Copy out all the data, word for word.
..........
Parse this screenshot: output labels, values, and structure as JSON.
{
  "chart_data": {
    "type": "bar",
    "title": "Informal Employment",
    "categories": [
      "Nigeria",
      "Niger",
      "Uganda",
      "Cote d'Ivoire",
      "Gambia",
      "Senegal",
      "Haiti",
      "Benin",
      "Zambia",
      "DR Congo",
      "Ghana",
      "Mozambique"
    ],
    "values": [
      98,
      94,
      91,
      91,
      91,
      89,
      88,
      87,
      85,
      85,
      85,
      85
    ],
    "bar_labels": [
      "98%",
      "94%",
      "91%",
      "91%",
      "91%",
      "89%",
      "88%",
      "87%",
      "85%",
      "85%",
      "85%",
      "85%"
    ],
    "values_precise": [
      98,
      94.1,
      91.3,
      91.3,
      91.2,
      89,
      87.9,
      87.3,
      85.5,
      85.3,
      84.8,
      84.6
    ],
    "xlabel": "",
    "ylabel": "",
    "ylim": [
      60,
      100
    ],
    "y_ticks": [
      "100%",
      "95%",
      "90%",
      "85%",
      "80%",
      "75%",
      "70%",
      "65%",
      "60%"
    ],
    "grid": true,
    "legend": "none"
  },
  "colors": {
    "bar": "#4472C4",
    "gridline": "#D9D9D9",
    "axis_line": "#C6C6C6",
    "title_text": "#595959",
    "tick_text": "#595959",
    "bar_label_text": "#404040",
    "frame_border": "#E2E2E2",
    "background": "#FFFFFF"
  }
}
..........
§ Result:
Parse this screenshot: output labels, values, and structure as JSON.
{
  "chart_data": {
    "type": "bar",
    "title": "Informal Employment",
    "categories": [
      "Nigeria",
      "Niger",
      "Uganda",
      "Cote d'Ivoire",
      "Gambia",
      "Senegal",
      "Haiti",
      "Benin",
      "Zambia",
      "DR Congo",
      "Ghana",
      "Mozambique"
    ],
    "values": [
      98,
      94,
      91,
      91,
      91,
      89,
      88,
      87,
      85,
      85,
      85,
      85
    ],
    "bar_labels": [
      "98%",
      "94%",
      "91%",
      "91%",
      "91%",
      "89%",
      "88%",
      "87%",
      "85%",
      "85%",
      "85%",
      "85%"
    ],
    "values_precise": [
      98,
      94.1,
      91.3,
      91.3,
      91.2,
      89,
      87.9,
      87.3,
      85.5,
      85.3,
      84.8,
      84.6
    ],
    "xlabel": "",
    "ylabel": "",
    "ylim": [
      60,
      100
    ],
    "y_ticks": [
      "100%",
      "95%",
      "90%",
      "85%",
      "80%",
      "75%",
      "70%",
      "65%",
      "60%"
    ],
    "grid": true,
    "legend": "none"
  },
  "colors": {
    "bar": "#4472C4",
    "gridline": "#D9D9D9",
    "axis_line": "#C6C6C6",
    "title_text": "#595959",
    "tick_text": "#595959",
    "bar_label_text": "#404040",
    "frame_border": "#E2E2E2",
    "background": "#FFFFFF"
  }
}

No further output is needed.